Some records

____

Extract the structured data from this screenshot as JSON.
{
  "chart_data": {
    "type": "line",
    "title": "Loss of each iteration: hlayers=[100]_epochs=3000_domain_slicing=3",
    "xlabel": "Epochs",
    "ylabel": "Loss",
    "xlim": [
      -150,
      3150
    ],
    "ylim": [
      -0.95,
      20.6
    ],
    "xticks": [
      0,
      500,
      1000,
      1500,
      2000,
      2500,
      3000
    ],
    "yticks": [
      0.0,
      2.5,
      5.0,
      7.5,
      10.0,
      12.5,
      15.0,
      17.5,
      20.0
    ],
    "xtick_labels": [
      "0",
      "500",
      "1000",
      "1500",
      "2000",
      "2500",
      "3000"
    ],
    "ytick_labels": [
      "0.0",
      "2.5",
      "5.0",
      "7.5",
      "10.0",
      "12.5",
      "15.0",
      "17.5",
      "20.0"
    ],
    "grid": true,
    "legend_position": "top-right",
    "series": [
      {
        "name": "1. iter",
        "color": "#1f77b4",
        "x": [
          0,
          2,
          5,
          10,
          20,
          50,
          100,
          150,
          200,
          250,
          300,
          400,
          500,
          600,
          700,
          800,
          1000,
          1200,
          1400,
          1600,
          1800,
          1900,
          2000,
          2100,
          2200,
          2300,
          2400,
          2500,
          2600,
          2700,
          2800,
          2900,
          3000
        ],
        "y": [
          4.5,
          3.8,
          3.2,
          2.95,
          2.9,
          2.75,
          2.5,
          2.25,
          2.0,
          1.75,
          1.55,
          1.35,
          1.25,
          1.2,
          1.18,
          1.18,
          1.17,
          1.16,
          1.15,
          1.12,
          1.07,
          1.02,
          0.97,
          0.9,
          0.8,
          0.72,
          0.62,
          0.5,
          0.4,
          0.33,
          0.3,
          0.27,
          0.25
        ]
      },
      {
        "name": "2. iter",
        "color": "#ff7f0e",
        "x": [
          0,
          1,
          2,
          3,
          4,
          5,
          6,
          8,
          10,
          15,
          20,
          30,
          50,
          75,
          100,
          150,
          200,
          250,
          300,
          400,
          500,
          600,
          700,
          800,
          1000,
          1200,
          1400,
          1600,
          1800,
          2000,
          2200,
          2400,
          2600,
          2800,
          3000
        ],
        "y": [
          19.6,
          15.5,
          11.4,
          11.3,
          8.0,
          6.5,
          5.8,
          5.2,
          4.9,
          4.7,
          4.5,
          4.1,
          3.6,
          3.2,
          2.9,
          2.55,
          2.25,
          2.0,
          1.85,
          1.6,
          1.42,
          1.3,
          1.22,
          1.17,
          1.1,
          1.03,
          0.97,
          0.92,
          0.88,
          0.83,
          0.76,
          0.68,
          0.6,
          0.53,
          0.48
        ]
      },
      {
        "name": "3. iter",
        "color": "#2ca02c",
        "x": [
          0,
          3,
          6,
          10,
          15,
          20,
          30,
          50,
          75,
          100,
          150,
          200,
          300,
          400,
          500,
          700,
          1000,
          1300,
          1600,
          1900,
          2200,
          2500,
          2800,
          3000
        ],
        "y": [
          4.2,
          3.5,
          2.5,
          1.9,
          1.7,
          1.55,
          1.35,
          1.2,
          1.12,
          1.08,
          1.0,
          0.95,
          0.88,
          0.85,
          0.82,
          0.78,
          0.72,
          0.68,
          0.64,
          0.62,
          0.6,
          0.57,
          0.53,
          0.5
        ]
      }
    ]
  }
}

____

-- WHAT IS NEEDED --
Copy every record exactly, with nothing added or dropped.

-- THE RESULT --
Extract the structured data from this screenshot as JSON.
{
  "chart_data": {
    "type": "line",
    "title": "Loss of each iteration: hlayers=[100]_epochs=3000_domain_slicing=3",
    "xlabel": "Epochs",
    "ylabel": "Loss",
    "xlim": [
      -150,
      3150
    ],
    "ylim": [
      -0.95,
      20.6
    ],
    "xticks": [
      0,
      500,
      1000,
      1500,
      2000,
      2500,
      3000
    ],
    "yticks": [
      0.0,
      2.5,
      5.0,
      7.5,
      10.0,
      12.5,
      15.0,
      17.5,
      20.0
    ],
    "xtick_labels": [
      "0",
      "500",
      "1000",
      "1500",
      "2000",
      "2500",
      "3000"
    ],
    "ytick_labels": [
      "0.0",
      "2.5",
      "5.0",
      "7.5",
      "10.0",
      "12.5",
      "15.0",
      "17.5",
      "20.0"
    ],
    "grid": true,
    "legend_position": "top-right",
    "series": [
      {
        "name": "1. iter",
        "color": "#1f77b4",
        "x": [
          0,
          2,
          5,
          10,
          20,
          50,
          100,
          150,
          200,
          250,
          300,
          400,
          500,
          600,
          700,
          800,
          1000,
          1200,
          1400,
          1600,
          1800,
          1900,
          2000,
          2100,
          2200,
          2300,
          2400,
          2500,
          2600,
          2700,
          2800,
          2900,
          3000
        ],
        "y": [
          4.5,
          3.8,
          3.2,
          2.95,
          2.9,
          2.75,
          2.5,
          2.25,
          2.0,
          1.75,
          1.55,
          1.35,
          1.25,
          1.2,
          1.18,
          1.18,
          1.17,
          1.16,
          1.15,
          1.12,
          1.07,
          1.02,
          0.97,
          0.9,
          0.8,
          0.72,
          0.62,
          0.5,
          0.4,
          0.33,
          0.3,
          0.27,
          0.25
        ]
      },
      {
        "name": "2. iter",
        "color": "#ff7f0e",
        "x": [
          0,
          1,
          2,
          3,
          4,
          5,
          6,
          8,
          10,
          15,
          20,
          30,
          50,
          75,
          100,
          150,
          200,
          250,
          300,
          400,
          500,
          600,
          700,
          800,
          1000,
          1200,
          1400,
          1600,
          1800,
          2000,
          2200,
          2400,
          2600,
          2800,
          3000
        ],
        "y": [
          19.6,
          15.5,
          11.4,
          11.3,
          8.0,
          6.5,
          5.8,
          5.2,
          4.9,
          4.7,
          4.5,
          4.1,
          3.6,
          3.2,
          2.9,
          2.55,
          2.25,
          2.0,
          1.85,
          1.6,
          1.42,
          1.3,
          1.22,
          1.17,
          1.1,
          1.03,
          0.97,
          0.92,
          0.88,
          0.83,
          0.76,
          0.68,
          0.6,
          0.53,
          0.48
        ]
      },
      {
        "name": "3. iter",
        "color": "#2ca02c",
        "x": [
          0,
          3,
          6,
          10,
          15,
          20,
          30,
          50,
          75,
          100,
          150,
          200,
          300,
          400,
          500,
          700,
          1000,
          1300,
          1600,
          1900,
          2200,
          2500,
          2800,
          3000
        ],
        "y": [
          4.2,
          3.5,
          2.5,
          1.9,
          1.7,
          1.55,
          1.35,
          1.2,
          1.12,
          1.08,
          1.0,
          0.95,
          0.88,
          0.85,
          0.82,
          0.78,
          0.72,
          0.68,
          0.64,
          0.62,
          0.6,
          0.57,
          0.53,
          0.5
        ]
      }
    ]
  }
}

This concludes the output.